• **EXERCISE GOAL**
Give back the full material, exactly as it reads.

==================================================

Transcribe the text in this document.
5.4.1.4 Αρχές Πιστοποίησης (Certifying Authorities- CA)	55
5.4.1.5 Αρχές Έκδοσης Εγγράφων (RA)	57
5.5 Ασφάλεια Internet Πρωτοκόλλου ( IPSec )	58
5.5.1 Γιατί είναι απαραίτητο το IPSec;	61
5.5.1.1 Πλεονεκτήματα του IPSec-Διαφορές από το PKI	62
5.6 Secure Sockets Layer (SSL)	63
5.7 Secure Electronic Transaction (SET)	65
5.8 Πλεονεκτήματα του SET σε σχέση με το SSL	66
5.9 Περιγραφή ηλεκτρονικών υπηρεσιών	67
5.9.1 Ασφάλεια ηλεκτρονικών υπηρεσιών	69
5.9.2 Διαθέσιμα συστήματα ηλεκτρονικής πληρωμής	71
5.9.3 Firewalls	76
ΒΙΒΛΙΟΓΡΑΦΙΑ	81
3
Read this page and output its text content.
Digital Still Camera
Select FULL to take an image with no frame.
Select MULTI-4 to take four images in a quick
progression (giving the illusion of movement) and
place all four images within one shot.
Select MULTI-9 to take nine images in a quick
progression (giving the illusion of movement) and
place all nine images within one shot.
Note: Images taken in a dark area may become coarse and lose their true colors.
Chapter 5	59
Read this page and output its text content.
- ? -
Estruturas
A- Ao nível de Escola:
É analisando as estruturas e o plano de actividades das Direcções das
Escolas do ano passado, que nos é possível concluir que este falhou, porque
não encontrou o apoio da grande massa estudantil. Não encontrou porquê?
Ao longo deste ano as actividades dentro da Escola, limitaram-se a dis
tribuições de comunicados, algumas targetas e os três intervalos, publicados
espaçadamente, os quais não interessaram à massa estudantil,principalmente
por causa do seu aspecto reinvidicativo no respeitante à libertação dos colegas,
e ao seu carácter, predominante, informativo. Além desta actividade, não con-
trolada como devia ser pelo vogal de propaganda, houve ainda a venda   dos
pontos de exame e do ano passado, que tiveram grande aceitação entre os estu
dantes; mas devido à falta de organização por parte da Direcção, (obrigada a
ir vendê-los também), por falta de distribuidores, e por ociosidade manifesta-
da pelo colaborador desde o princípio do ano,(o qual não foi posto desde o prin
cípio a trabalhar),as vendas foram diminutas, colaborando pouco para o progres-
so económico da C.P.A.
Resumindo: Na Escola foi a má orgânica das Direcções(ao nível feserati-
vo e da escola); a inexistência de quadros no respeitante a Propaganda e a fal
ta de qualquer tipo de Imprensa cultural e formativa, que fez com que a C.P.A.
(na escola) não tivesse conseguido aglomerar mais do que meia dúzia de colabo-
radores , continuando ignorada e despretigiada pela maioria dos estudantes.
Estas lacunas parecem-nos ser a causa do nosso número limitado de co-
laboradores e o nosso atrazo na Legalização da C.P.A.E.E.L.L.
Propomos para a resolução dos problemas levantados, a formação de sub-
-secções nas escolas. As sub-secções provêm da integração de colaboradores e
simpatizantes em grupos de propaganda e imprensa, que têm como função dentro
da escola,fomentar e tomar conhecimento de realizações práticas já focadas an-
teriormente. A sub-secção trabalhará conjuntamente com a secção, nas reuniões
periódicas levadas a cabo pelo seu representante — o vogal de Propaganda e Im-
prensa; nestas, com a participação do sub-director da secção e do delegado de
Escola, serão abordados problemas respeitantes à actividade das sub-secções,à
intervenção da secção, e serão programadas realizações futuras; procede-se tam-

==================================================

• **SOLVED PROBLEM**
Transcribe the text in this document.
5.4.1.4 Αρχές Πιστοποίησης (Certifying Authorities- CA)	55
5.4.1.5 Αρχές Έκδοσης Εγγράφων (RA)	57
5.5 Ασφάλεια Internet Πρωτοκόλλου ( IPSec )	58
5.5.1 Γιατί είναι απαραίτητο το IPSec;	61
5.5.1.1 Πλεονεκτήματα του IPSec-Διαφορές από το PKI	62
5.6 Secure Sockets Layer (SSL)	63
5.7 Secure Electronic Transaction (SET)	65
5.8 Πλεονεκτήματα του SET σε σχέση με το SSL	66
5.9 Περιγραφή ηλεκτρονικών υπηρεσιών	67
5.9.1 Ασφάλεια ηλεκτρονικών υπηρεσιών	69
5.9.2 Διαθέσιμα συστήματα ηλεκτρονικής πληρωμής	71
5.9.3 Firewalls	76
ΒΙΒΛΙΟΓΡΑΦΙΑ	81
3
Read this page and output its text content.
Digital Still Camera
Select FULL to take an image with no frame.
Select MULTI-4 to take four images in a quick
progression (giving the illusion of movement) and
place all four images within one shot.
Select MULTI-9 to take nine images in a quick
progression (giving the illusion of movement) and
place all nine images within one shot.
Note: Images taken in a dark area may become coarse and lose their true colors.
Chapter 5	59
Read this page and output its text content.
- ? -
Estruturas
A- Ao nível de Escola:
É analisando as estruturas e o plano de actividades das Direcções das
Escolas do ano passado, que nos é possível concluir que este falhou, porque
não encontrou o apoio da grande massa estudantil. Não encontrou porquê?
Ao longo deste ano as actividades dentro da Escola, limitaram-se a dis
tribuições de comunicados, algumas targetas e os três intervalos, publicados
espaçadamente, os quais não interessaram à massa estudantil,principalmente
por causa do seu aspecto reinvidicativo no respeitante à libertação dos colegas,
e ao seu carácter, predominante, informativo. Além desta actividade, não con-
trolada como devia ser pelo vogal de propaganda, houve ainda a venda   dos
pontos de exame e do ano passado, que tiveram grande aceitação entre os estu
dantes; mas devido à falta de organização por parte da Direcção, (obrigada a
ir vendê-los também), por falta de distribuidores, e por ociosidade manifesta-
da pelo colaborador desde o princípio do ano,(o qual não foi posto desde o prin
cípio a trabalhar),as vendas foram diminutas, colaborando pouco para o progres-
so económico da C.P.A.
Resumindo: Na Escola foi a má orgânica das Direcções(ao nível feserati-
vo e da escola); a inexistência de quadros no respeitante a Propaganda e a fal
ta de qualquer tipo de Imprensa cultural e formativa, que fez com que a C.P.A.
(na escola) não tivesse conseguido aglomerar mais do que meia dúzia de colabo-
radores , continuando ignorada e despretigiada pela maioria dos estudantes.
Estas lacunas parecem-nos ser a causa do nosso número limitado de co-
laboradores e o nosso atrazo na Legalização da C.P.A.E.E.L.L.
Propomos para a resolução dos problemas levantados, a formação de sub-
-secções nas escolas. As sub-secções provêm da integração de colaboradores e
simpatizantes em grupos de propaganda e imprensa, que têm como função dentro
da escola,fomentar e tomar conhecimento de realizações práticas já focadas an-
teriormente. A sub-secção trabalhará conjuntamente com a secção, nas reuniões
periódicas levadas a cabo pelo seu representante — o vogal de Propaganda e Im-
prensa; nestas, com a participação do sub-director da secção e do delegado de
Escola, serão abordados problemas respeitantes à actividade das sub-secções,à
intervenção da secção, e serão programadas realizações futuras; procede-se tam-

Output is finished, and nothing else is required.